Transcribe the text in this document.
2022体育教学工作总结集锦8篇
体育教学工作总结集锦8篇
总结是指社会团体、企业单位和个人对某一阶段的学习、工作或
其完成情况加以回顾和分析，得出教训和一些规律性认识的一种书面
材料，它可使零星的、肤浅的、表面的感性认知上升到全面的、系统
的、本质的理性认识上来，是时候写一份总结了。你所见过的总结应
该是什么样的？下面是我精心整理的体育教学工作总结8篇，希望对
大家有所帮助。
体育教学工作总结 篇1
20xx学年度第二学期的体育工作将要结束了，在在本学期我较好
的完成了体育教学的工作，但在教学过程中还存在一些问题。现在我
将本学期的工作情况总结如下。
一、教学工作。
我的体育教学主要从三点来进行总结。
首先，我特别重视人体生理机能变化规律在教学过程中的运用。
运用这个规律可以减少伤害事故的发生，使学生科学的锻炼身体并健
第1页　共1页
-=-=-
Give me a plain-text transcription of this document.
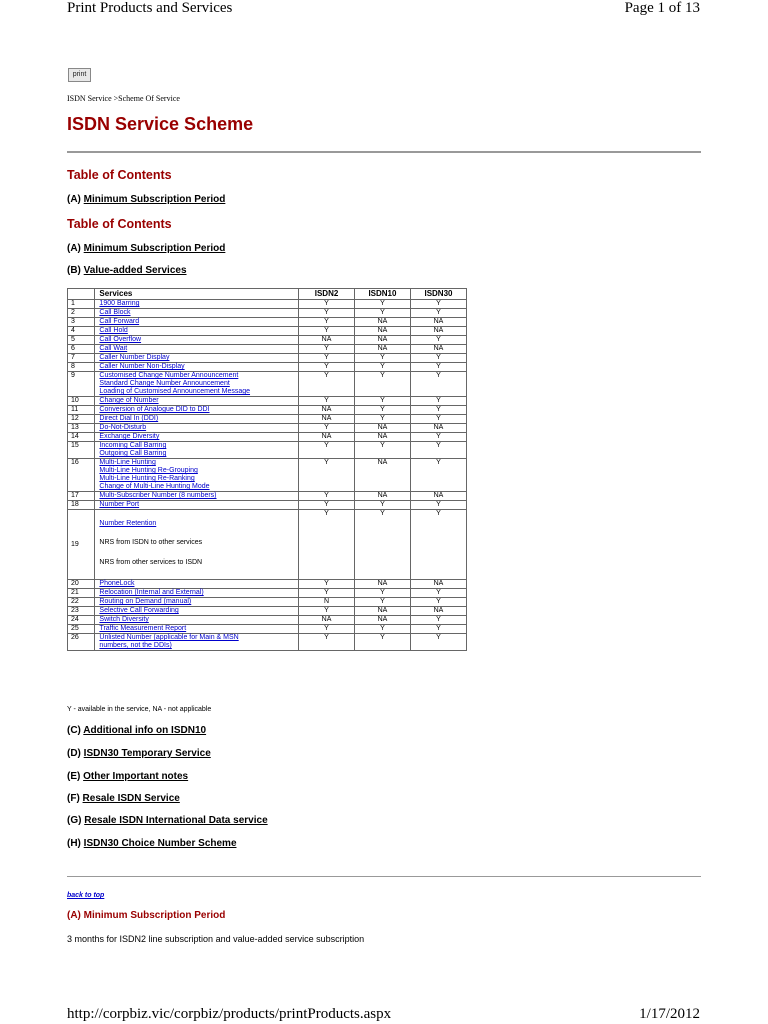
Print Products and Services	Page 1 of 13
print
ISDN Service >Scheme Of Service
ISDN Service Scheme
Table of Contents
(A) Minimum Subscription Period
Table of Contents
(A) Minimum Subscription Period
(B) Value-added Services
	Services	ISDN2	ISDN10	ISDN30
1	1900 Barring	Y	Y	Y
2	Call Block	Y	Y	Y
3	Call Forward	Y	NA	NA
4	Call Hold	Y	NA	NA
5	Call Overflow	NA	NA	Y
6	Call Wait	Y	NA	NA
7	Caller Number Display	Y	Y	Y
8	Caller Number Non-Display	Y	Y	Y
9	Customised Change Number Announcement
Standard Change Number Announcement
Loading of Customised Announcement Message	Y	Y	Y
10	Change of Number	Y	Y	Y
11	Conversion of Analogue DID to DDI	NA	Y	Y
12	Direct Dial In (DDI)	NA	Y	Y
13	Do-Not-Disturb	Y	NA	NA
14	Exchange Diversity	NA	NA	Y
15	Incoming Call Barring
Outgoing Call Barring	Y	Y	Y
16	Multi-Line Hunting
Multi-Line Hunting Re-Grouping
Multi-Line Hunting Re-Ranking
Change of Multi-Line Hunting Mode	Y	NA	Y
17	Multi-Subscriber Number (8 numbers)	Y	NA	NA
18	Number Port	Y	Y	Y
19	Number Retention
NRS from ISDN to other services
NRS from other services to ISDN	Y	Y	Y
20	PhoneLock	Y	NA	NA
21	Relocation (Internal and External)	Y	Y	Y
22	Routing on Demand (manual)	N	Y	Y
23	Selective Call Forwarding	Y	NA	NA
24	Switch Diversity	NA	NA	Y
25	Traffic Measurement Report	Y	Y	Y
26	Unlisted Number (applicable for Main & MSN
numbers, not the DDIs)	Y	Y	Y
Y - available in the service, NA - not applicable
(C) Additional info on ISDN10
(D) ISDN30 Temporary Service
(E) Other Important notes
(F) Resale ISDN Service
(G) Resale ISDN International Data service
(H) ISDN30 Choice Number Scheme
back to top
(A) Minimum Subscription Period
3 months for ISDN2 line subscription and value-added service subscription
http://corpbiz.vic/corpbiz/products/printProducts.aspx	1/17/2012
-=-=-
> _Work required_: Out of the material above, select every line that holds the string "text".

> _Task solution_:
Transcribe the text in this document.
Give me a plain-text transcription of this document.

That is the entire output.